Task objective: Omit any picture, and return the remaining data exactly as written.

[Records contained in a dataset]
'''
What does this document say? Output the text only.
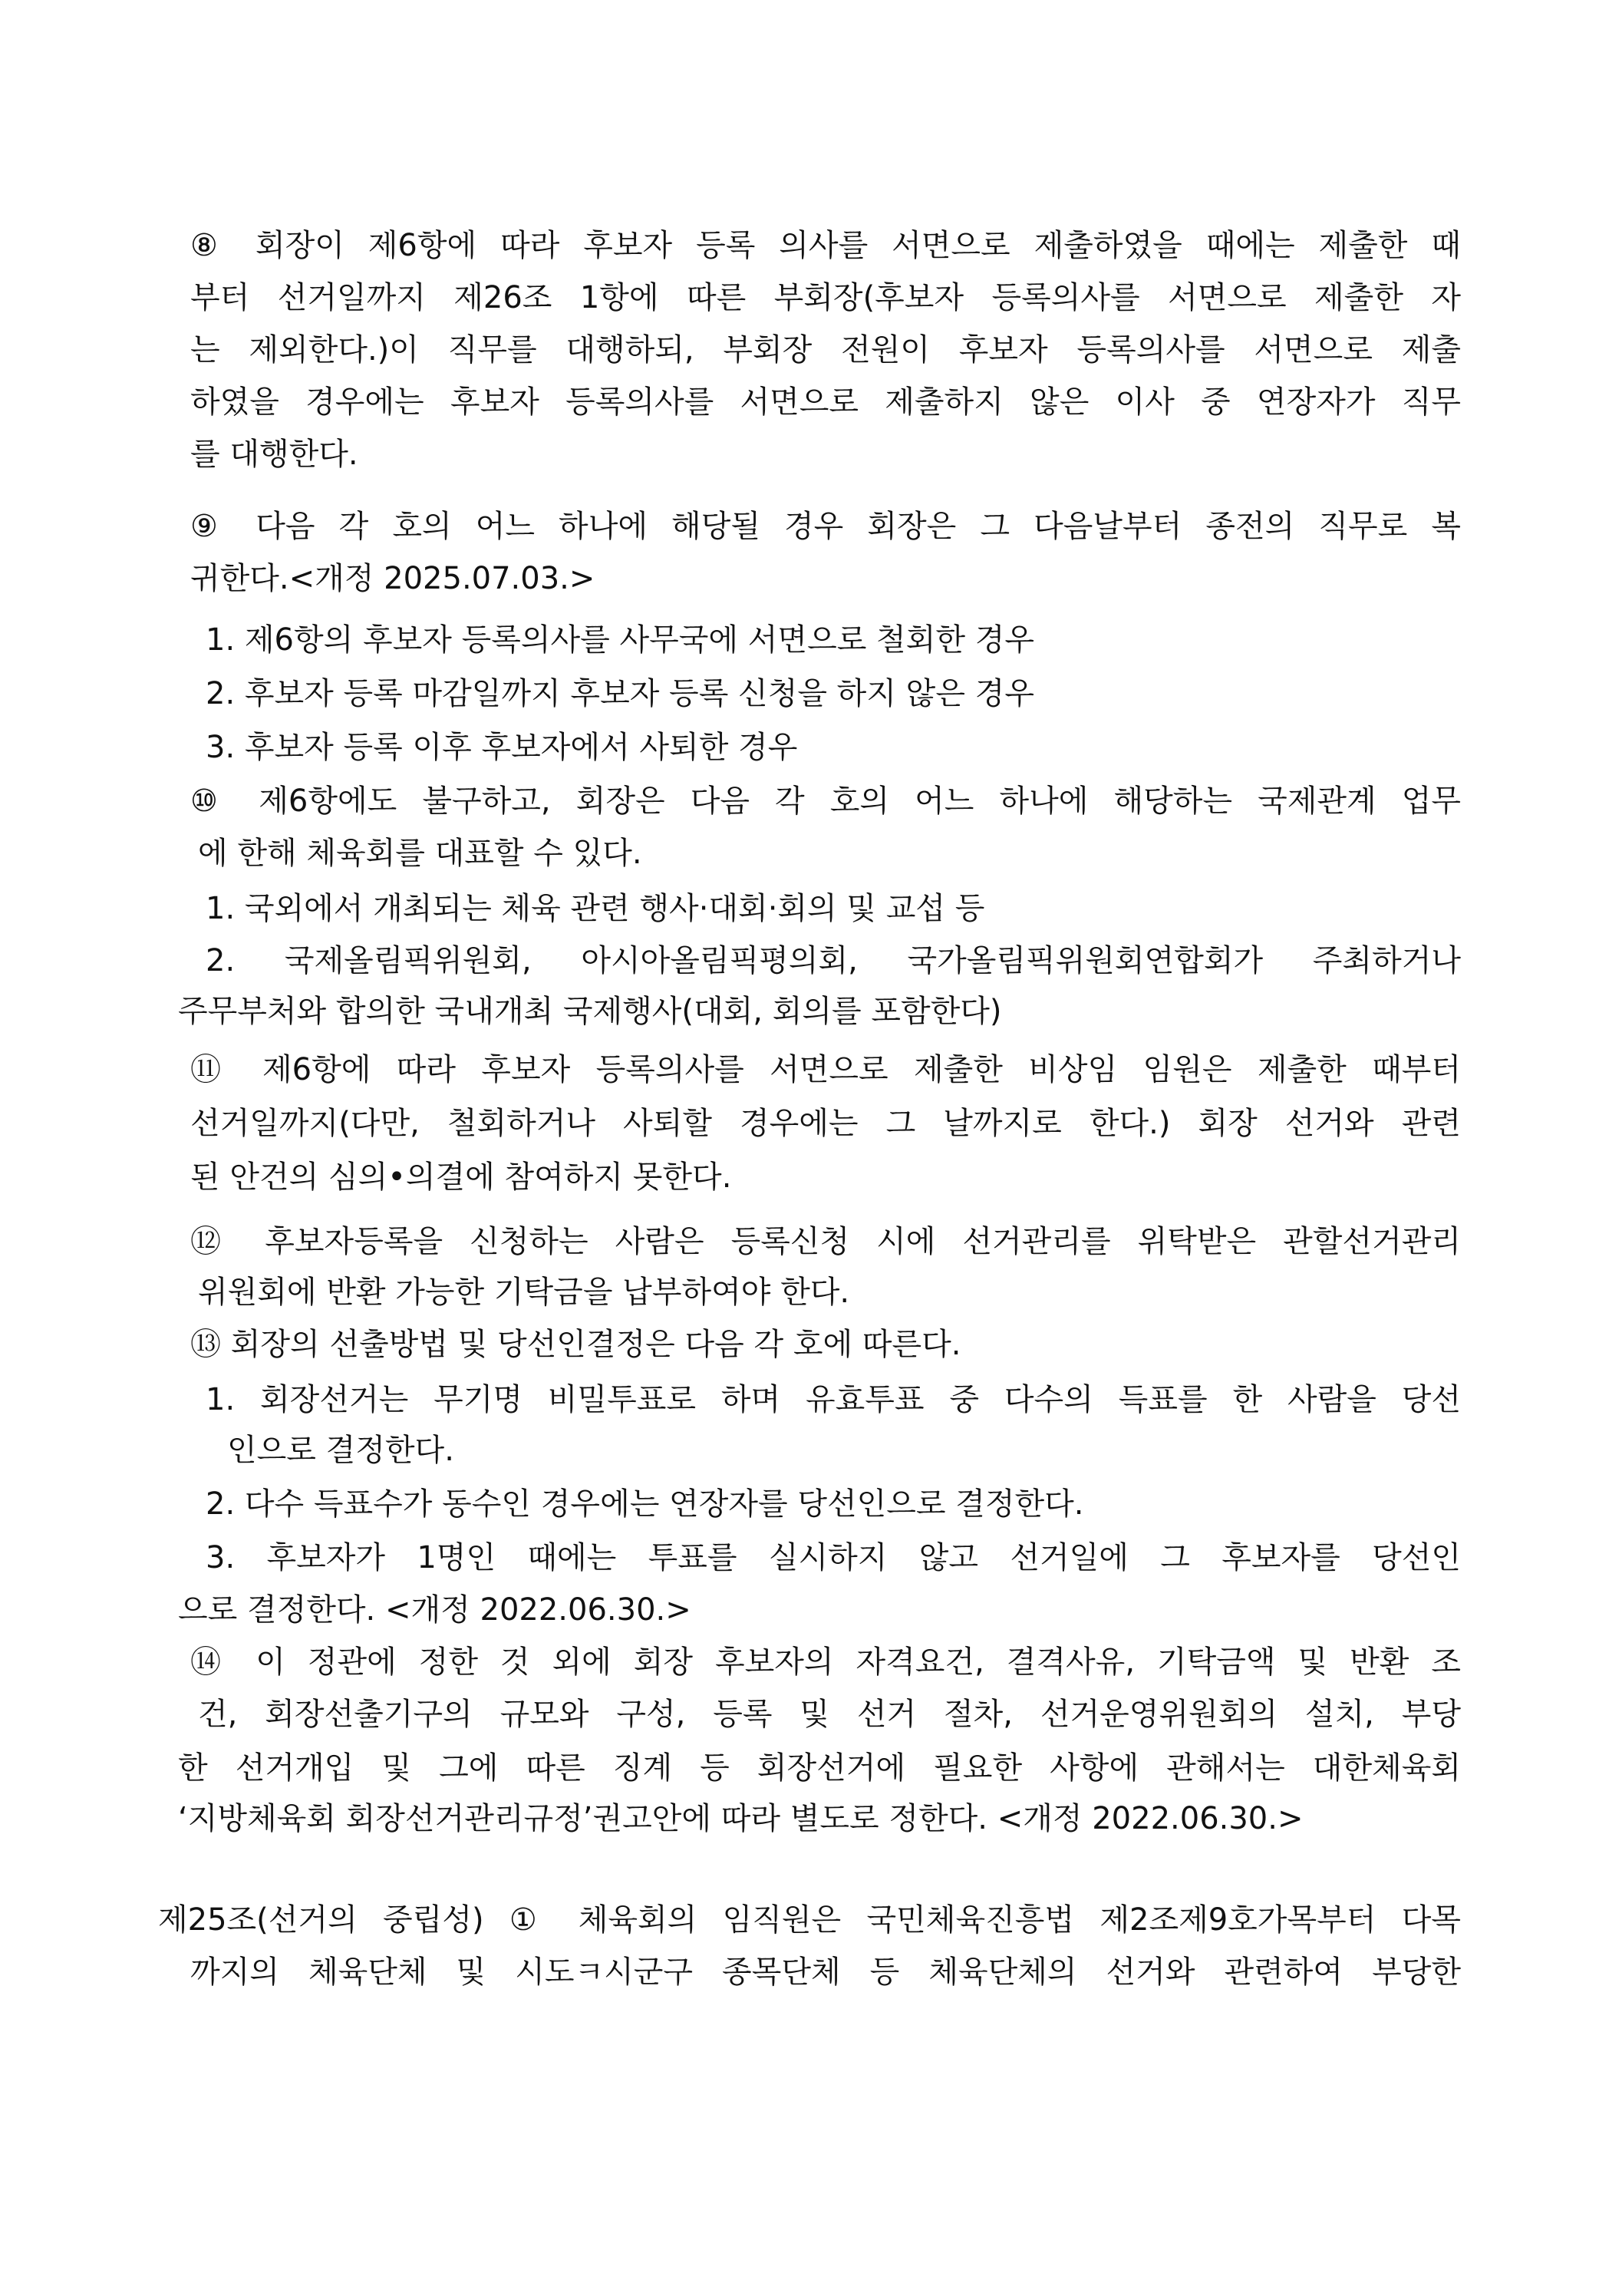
⑧ 회장이 제6항에 따라 후보자 등록 의사를 서면으로 제출하였을 때에는 제출한 때
부터 선거일까지 제26조 1항에 따른 부회장(후보자 등록의사를 서면으로 제출한 자
는 제외한다.)이 직무를 대행하되, 부회장 전원이 후보자 등록의사를 서면으로 제출
하였을 경우에는 후보자 등록의사를 서면으로 제출하지 않은 이사 중 연장자가 직무
를 대행한다.
⑨ 다음 각 호의 어느 하나에 해당될 경우 회장은 그 다음날부터 종전의 직무로 복
귀한다.<개정 2025.07.03.>
1. 제6항의 후보자 등록의사를 사무국에 서면으로 철회한 경우
2. 후보자 등록 마감일까지 후보자 등록 신청을 하지 않은 경우
3. 후보자 등록 이후 후보자에서 사퇴한 경우
⑩ 제6항에도 불구하고, 회장은 다음 각 호의 어느 하나에 해당하는 국제관계 업무
에 한해 체육회를 대표할 수 있다.
1. 국외에서 개최되는 체육 관련 행사·대회·회의 및 교섭 등
2. 국제올림픽위원회, 아시아올림픽평의회, 국가올림픽위원회연합회가 주최하거나
주무부처와 합의한 국내개최 국제행사(대회, 회의를 포함한다)
⑪ 제6항에 따라 후보자 등록의사를 서면으로 제출한 비상임 임원은 제출한 때부터
선거일까지(다만, 철회하거나 사퇴할 경우에는 그 날까지로 한다.) 회장 선거와 관련
된 안건의 심의•의결에 참여하지 못한다.
⑫ 후보자등록을 신청하는 사람은 등록신청 시에 선거관리를 위탁받은 관할선거관리
위원회에 반환 가능한 기탁금을 납부하여야 한다.
⑬ 회장의 선출방법 및 당선인결정은 다음 각 호에 따른다.
1. 회장선거는 무기명 비밀투표로 하며 유효투표 중 다수의 득표를 한 사람을 당선
인으로 결정한다.
2. 다수 득표수가 동수인 경우에는 연장자를 당선인으로 결정한다.
3. 후보자가 1명인 때에는 투표를 실시하지 않고 선거일에 그 후보자를 당선인
으로 결정한다. <개정 2022.06.30.>
⑭ 이 정관에 정한 것 외에 회장 후보자의 자격요건, 결격사유, 기탁금액 및 반환 조
건, 회장선출기구의 규모와 구성, 등록 및 선거 절차, 선거운영위원회의 설치, 부당
한 선거개입 및 그에 따른 징계 등 회장선거에 필요한 사항에 관해서는 대한체육회
‘지방체육회 회장선거관리규정’권고안에 따라 별도로 정한다. <개정 2022.06.30.>
제25조(선거의 중립성) ① 체육회의 임직원은 국민체육진흥법 제2조제9호가목부터 다목
까지의 체육단체 및 시도ㅋ시군구 종목단체 등 체육단체의 선거와 관련하여 부당한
'''
Exercise result:
What does this document say? Output the text only.
⑧ 회장이 제6항에 따라 후보자 등록 의사를 서면으로 제출하였을 때에는 제출한 때
부터 선거일까지 제26조 1항에 따른 부회장(후보자 등록의사를 서면으로 제출한 자
는 제외한다.)이 직무를 대행하되, 부회장 전원이 후보자 등록의사를 서면으로 제출
하였을 경우에는 후보자 등록의사를 서면으로 제출하지 않은 이사 중 연장자가 직무
를 대행한다.
⑨ 다음 각 호의 어느 하나에 해당될 경우 회장은 그 다음날부터 종전의 직무로 복
귀한다.<개정 2025.07.03.>
1. 제6항의 후보자 등록의사를 사무국에 서면으로 철회한 경우
2. 후보자 등록 마감일까지 후보자 등록 신청을 하지 않은 경우
3. 후보자 등록 이후 후보자에서 사퇴한 경우
⑩ 제6항에도 불구하고, 회장은 다음 각 호의 어느 하나에 해당하는 국제관계 업무
에 한해 체육회를 대표할 수 있다.
1. 국외에서 개최되는 체육 관련 행사·대회·회의 및 교섭 등
2. 국제올림픽위원회, 아시아올림픽평의회, 국가올림픽위원회연합회가 주최하거나
주무부처와 합의한 국내개최 국제행사(대회, 회의를 포함한다)
⑪ 제6항에 따라 후보자 등록의사를 서면으로 제출한 비상임 임원은 제출한 때부터
선거일까지(다만, 철회하거나 사퇴할 경우에는 그 날까지로 한다.) 회장 선거와 관련
된 안건의 심의•의결에 참여하지 못한다.
⑫ 후보자등록을 신청하는 사람은 등록신청 시에 선거관리를 위탁받은 관할선거관리
위원회에 반환 가능한 기탁금을 납부하여야 한다.
⑬ 회장의 선출방법 및 당선인결정은 다음 각 호에 따른다.
1. 회장선거는 무기명 비밀투표로 하며 유효투표 중 다수의 득표를 한 사람을 당선
인으로 결정한다.
2. 다수 득표수가 동수인 경우에는 연장자를 당선인으로 결정한다.
3. 후보자가 1명인 때에는 투표를 실시하지 않고 선거일에 그 후보자를 당선인
으로 결정한다. <개정 2022.06.30.>
⑭ 이 정관에 정한 것 외에 회장 후보자의 자격요건, 결격사유, 기탁금액 및 반환 조
건, 회장선출기구의 규모와 구성, 등록 및 선거 절차, 선거운영위원회의 설치, 부당
한 선거개입 및 그에 따른 징계 등 회장선거에 필요한 사항에 관해서는 대한체육회
‘지방체육회 회장선거관리규정’권고안에 따라 별도로 정한다. <개정 2022.06.30.>
제25조(선거의 중립성) ① 체육회의 임직원은 국민체육진흥법 제2조제9호가목부터 다목
까지의 체육단체 및 시도ㅋ시군구 종목단체 등 체육단체의 선거와 관련하여 부당한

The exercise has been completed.